(Records from a dataset)
** START **

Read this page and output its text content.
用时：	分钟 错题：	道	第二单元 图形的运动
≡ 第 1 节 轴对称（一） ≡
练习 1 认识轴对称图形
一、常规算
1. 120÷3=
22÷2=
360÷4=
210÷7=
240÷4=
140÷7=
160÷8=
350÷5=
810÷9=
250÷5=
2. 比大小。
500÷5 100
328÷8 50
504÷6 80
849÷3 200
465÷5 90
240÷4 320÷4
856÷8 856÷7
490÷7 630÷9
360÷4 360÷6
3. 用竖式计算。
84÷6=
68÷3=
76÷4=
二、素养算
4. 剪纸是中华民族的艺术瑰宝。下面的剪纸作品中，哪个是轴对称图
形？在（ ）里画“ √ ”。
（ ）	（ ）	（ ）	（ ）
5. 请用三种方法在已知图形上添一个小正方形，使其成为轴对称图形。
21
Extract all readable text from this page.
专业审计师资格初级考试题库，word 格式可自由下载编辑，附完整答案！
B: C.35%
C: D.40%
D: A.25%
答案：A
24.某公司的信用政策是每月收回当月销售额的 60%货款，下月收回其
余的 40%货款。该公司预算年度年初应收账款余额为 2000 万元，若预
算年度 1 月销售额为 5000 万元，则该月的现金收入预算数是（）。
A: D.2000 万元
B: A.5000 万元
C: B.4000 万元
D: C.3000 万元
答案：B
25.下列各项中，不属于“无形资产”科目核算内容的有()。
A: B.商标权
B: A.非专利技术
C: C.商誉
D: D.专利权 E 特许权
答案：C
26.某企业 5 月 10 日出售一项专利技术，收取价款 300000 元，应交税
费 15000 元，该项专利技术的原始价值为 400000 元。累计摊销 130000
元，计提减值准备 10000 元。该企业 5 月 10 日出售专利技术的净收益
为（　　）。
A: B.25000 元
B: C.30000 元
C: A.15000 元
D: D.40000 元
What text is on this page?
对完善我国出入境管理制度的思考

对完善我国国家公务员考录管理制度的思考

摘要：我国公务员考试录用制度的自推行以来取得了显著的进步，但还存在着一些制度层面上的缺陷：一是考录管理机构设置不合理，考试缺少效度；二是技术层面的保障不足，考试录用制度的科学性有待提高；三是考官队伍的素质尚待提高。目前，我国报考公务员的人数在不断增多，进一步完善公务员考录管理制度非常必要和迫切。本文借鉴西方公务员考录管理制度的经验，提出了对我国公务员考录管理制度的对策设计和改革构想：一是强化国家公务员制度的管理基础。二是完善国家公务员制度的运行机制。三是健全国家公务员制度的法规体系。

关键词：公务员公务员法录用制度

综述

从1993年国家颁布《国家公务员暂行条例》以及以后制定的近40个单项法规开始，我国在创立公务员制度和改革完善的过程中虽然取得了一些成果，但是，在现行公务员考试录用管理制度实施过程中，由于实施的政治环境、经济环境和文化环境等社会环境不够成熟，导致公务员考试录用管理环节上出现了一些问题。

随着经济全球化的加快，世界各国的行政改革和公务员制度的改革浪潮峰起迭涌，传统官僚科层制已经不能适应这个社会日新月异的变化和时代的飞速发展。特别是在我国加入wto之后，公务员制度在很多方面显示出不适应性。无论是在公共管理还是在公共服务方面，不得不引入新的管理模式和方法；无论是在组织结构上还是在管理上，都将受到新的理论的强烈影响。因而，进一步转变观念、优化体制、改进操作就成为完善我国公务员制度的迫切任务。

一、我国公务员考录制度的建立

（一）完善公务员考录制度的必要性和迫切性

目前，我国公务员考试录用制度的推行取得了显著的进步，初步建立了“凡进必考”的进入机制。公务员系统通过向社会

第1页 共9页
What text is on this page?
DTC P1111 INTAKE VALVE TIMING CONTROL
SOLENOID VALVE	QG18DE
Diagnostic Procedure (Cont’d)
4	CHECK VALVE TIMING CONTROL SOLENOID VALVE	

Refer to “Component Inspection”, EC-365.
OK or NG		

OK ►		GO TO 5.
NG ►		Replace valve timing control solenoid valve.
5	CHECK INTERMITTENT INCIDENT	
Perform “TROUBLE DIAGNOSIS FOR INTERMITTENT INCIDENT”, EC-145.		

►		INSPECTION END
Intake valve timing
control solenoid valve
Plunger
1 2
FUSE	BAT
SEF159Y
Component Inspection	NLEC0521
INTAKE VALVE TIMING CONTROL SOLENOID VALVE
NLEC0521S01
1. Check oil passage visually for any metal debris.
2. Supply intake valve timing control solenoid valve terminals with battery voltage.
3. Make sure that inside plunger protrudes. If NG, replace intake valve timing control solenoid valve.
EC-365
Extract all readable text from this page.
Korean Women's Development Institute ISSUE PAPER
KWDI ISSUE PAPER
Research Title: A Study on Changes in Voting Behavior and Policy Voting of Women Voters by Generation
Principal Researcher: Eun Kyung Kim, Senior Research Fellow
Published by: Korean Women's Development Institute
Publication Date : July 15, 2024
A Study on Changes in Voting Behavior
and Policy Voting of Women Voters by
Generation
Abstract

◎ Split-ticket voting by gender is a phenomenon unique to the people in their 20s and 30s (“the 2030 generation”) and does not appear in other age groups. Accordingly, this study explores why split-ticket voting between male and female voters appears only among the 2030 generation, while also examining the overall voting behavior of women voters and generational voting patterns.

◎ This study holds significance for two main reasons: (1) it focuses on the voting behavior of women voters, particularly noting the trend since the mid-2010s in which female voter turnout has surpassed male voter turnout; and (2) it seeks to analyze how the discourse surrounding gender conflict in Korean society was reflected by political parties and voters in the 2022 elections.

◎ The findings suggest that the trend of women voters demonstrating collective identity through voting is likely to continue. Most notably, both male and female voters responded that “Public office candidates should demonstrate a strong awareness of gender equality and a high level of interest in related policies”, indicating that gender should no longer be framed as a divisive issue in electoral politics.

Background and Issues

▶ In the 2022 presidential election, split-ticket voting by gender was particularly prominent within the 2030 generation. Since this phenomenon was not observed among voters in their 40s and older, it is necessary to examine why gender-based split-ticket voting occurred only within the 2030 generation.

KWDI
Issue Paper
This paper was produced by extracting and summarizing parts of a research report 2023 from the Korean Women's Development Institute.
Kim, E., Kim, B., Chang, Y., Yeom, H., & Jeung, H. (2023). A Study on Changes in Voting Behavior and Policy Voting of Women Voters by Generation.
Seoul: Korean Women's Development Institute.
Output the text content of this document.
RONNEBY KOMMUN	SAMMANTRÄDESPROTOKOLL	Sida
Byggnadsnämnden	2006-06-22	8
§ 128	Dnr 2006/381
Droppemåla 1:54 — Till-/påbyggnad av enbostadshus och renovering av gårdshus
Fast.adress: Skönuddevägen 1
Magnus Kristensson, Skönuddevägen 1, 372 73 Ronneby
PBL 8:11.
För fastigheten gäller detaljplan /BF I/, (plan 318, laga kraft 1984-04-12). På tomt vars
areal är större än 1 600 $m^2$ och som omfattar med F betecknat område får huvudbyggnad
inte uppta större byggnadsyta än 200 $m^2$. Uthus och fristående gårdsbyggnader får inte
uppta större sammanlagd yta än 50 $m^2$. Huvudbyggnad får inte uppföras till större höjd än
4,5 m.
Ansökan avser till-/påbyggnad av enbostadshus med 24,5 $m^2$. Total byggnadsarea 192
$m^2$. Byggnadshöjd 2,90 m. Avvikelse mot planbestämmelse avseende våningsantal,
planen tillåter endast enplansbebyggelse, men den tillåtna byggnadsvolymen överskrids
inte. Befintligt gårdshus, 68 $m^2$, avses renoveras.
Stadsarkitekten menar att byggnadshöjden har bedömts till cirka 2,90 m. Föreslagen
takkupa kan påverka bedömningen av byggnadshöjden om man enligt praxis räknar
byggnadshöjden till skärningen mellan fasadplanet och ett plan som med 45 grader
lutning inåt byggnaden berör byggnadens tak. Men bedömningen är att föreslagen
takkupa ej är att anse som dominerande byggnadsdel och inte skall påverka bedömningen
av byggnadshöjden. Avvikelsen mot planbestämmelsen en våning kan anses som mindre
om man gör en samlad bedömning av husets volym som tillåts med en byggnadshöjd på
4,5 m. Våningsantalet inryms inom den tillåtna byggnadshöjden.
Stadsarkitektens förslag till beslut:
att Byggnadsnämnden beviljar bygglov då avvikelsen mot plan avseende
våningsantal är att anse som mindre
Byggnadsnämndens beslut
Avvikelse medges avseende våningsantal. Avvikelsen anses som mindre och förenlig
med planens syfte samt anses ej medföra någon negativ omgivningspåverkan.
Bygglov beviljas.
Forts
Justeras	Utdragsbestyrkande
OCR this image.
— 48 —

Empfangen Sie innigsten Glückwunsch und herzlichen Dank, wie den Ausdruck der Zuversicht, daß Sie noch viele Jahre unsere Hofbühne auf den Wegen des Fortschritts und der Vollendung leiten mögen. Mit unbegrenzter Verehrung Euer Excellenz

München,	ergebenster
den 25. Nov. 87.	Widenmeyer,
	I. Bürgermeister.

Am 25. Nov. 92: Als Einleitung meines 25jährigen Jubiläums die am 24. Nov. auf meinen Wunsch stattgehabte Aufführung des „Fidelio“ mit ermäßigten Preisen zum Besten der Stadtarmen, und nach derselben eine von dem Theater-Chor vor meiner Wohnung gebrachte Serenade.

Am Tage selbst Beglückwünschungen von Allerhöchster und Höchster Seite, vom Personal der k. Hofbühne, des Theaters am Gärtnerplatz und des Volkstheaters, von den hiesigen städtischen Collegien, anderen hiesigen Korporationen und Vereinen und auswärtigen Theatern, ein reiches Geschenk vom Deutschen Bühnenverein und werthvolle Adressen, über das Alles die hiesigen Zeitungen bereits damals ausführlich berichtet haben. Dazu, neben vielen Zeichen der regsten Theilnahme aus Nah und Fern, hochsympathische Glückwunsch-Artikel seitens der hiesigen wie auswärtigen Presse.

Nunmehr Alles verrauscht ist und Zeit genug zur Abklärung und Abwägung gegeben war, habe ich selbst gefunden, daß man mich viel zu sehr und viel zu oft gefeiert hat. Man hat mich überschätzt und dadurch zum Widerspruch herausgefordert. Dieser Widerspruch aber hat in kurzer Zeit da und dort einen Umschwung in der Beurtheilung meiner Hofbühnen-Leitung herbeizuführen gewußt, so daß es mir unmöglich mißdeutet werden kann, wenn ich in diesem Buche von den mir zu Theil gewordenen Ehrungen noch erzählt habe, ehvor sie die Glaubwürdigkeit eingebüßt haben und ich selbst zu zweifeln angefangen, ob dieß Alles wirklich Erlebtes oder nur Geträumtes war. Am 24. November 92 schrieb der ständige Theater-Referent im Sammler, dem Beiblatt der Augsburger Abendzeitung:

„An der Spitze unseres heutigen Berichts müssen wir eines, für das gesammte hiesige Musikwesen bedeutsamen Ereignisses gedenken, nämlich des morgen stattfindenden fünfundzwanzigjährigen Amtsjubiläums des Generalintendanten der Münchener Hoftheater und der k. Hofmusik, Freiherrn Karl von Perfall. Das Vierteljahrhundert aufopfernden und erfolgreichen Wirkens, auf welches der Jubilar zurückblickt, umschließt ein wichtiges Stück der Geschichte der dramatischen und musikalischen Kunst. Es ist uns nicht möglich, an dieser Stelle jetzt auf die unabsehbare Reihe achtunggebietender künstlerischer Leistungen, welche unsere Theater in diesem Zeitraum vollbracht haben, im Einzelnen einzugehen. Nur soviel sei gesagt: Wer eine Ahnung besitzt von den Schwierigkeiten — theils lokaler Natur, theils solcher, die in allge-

** END **

## Short exercise
Identify the lines above that contain the word "Development", then copy them.

## Complete response
Korean Women's Development Institute ISSUE PAPER
Published by: Korean Women's Development Institute
This paper was produced by extracting and summarizing parts of a research report 2023 from the Korean Women's Development Institute.
Seoul: Korean Women's Development Institute.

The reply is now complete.